Problem to work on >>
Scan the data below for the string "into". Show every line where it turns up.

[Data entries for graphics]
::::

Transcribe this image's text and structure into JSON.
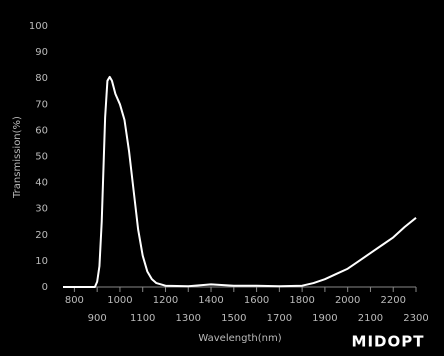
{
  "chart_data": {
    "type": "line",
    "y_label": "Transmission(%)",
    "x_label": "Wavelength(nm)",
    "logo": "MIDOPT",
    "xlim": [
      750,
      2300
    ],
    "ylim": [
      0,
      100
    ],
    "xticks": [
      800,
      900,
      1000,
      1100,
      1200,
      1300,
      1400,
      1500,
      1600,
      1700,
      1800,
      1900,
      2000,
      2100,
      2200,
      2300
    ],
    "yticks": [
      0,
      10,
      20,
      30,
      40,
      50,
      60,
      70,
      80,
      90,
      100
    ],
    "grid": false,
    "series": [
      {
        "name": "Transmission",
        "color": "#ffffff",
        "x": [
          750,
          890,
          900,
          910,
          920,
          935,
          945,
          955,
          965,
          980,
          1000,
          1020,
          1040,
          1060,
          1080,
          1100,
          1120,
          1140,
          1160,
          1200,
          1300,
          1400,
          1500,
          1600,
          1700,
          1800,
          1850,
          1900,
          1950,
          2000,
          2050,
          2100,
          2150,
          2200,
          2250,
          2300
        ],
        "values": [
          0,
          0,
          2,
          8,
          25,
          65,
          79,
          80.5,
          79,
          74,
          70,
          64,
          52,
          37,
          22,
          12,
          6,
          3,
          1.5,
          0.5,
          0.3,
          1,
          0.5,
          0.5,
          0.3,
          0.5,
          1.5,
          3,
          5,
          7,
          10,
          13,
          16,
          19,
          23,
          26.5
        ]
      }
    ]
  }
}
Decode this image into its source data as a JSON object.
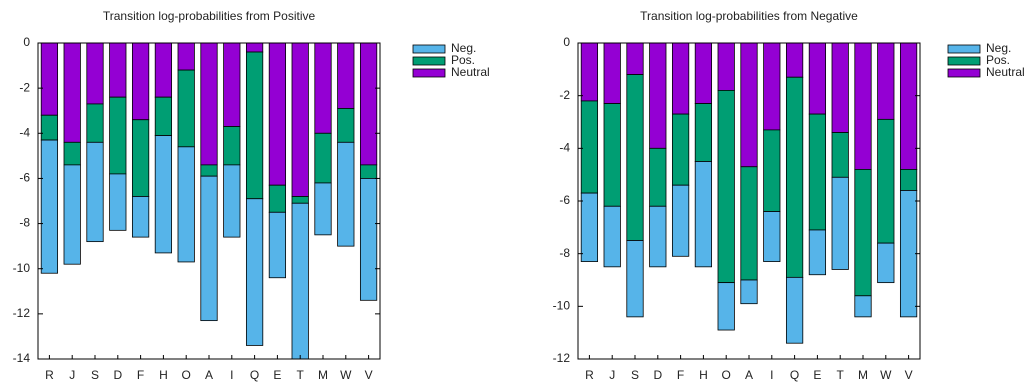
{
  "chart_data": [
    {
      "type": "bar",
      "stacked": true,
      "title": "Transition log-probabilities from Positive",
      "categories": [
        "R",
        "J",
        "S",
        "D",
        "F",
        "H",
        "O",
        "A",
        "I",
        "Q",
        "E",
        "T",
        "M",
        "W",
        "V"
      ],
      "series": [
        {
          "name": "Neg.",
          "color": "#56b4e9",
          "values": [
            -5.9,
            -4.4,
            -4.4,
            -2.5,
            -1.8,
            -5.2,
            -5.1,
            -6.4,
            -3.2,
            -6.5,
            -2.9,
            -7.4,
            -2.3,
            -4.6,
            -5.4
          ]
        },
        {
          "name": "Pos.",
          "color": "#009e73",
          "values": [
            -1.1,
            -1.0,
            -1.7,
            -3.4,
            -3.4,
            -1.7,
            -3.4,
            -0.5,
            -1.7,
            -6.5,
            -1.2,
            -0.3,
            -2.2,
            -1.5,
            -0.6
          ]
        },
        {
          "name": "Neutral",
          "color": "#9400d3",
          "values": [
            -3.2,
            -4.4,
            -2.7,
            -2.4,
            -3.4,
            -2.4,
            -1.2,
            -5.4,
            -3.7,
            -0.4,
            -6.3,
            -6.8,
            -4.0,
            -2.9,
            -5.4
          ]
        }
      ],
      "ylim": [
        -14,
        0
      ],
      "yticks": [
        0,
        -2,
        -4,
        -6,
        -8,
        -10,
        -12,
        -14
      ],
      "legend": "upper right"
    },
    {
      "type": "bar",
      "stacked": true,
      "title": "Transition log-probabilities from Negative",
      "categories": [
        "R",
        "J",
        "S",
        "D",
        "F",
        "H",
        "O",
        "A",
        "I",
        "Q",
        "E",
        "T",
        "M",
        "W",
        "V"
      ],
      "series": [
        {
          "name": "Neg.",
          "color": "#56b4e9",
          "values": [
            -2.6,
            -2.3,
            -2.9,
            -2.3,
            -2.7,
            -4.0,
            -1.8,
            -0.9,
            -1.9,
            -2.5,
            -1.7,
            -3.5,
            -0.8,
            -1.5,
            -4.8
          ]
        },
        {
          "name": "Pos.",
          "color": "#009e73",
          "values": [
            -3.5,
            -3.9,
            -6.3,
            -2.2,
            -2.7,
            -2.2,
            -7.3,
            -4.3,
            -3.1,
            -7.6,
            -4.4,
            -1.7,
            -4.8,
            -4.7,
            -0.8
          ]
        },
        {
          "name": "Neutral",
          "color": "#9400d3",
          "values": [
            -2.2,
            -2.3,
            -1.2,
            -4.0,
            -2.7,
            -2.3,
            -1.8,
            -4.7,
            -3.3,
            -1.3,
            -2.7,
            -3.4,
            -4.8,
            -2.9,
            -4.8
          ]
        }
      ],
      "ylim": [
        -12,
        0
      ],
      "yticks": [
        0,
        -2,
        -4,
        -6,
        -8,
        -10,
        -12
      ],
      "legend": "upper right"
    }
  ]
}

::::

Solution to this problem >>
Transcribe this image's text and structure into JSON.
Decode this image into its source data as a JSON object.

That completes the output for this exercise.